----- EXERCISE INPUTS
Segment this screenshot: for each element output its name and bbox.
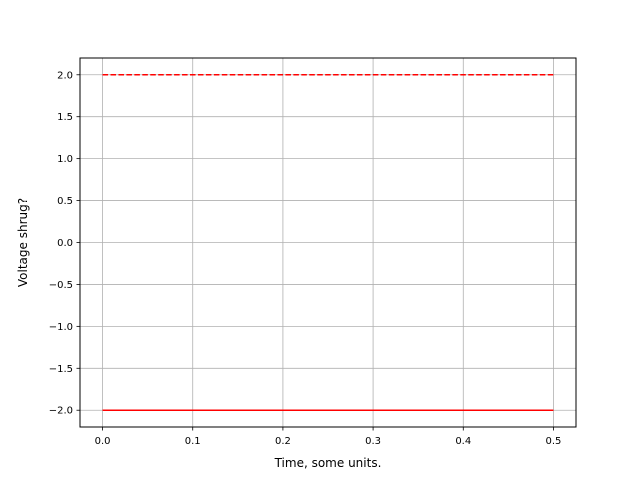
x-tick-label: 0.0 [95, 436, 111, 447]
y-tick-label: 0.0 [57, 238, 73, 249]
y-tick-label: 2.0 [57, 70, 73, 81]
y-tick-label: −2.0 [49, 406, 73, 417]
x-tick-label: 0.4 [455, 436, 471, 447]
y-axis-label: Voltage shrug? [16, 198, 30, 287]
y-tick-label: −0.5 [49, 280, 73, 291]
series-group [102, 74, 554, 411]
x-tick-label: 0.2 [275, 436, 291, 447]
grid [80, 58, 576, 427]
x-tick-label: 0.3 [365, 436, 381, 447]
x-tick-label: 0.5 [546, 436, 562, 447]
y-tick-label: 1.5 [57, 112, 73, 123]
x-tick-label: 0.1 [185, 436, 201, 447]
x-axis-label: Time, some units. [274, 456, 382, 470]
ticks: 0.0 0.1 0.2 0.3 0.4 0.5 −2.0 −1.5 −1.0 −0.5 0.0 0.5… [49, 70, 562, 447]
y-tick-label: 0.5 [57, 196, 73, 207]
y-tick-label: 1.0 [57, 154, 73, 165]
y-tick-label: −1.0 [49, 322, 73, 333]
y-tick-label: −1.5 [49, 364, 73, 375]
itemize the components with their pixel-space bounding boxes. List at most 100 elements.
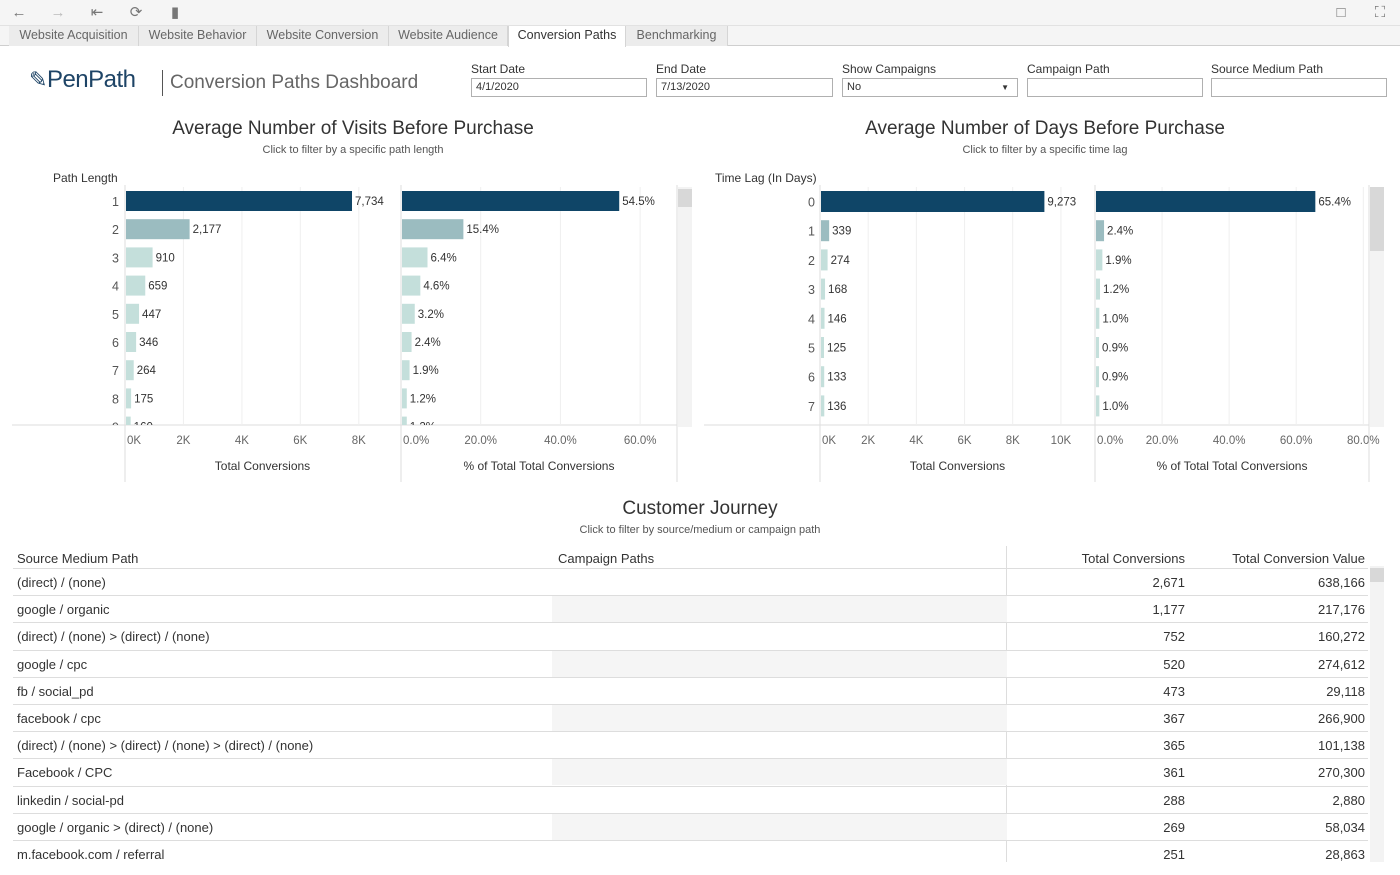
----------
_AIM OF THE EXERCISE_. Rewrite the lines above as a numbered list, omitting blank lines and the pictures.

_RESULT BELOW_.
1. Segment this screenshot: for each element output its name and bbox.
2. x-tick-label: 0.0 [95, 436, 111, 447]
3. y-tick-label: 0.0 [57, 238, 73, 249]
4. y-tick-label: 2.0 [57, 70, 73, 81]
5. y-tick-label: −2.0 [49, 406, 73, 417]
6. x-tick-label: 0.4 [455, 436, 471, 447]
7. y-axis-label: Voltage shrug? [16, 198, 30, 287]
8. y-tick-label: −0.5 [49, 280, 73, 291]
9. series-group [102, 74, 554, 411]
10. x-tick-label: 0.2 [275, 436, 291, 447]
11. grid [80, 58, 576, 427]
12. x-tick-label: 0.3 [365, 436, 381, 447]
13. x-tick-label: 0.5 [546, 436, 562, 447]
14. y-tick-label: 1.5 [57, 112, 73, 123]
15. x-tick-label: 0.1 [185, 436, 201, 447]
16. x-axis-label: Time, some units. [274, 456, 382, 470]
17. ticks: 0.0 0.1 0.2 0.3 0.4 0.5 −2.0 −1.5 −1.0 −0.5 0.0 0.5… [49, 70, 562, 447]
18. y-tick-label: 0.5 [57, 196, 73, 207]
19. y-tick-label: 1.0 [57, 154, 73, 165]
20. y-tick-label: −1.0 [49, 322, 73, 333]
21. y-tick-label: −1.5 [49, 364, 73, 375]
22. itemize the components with their pixel-space bounding boxes. List at most 100 elements.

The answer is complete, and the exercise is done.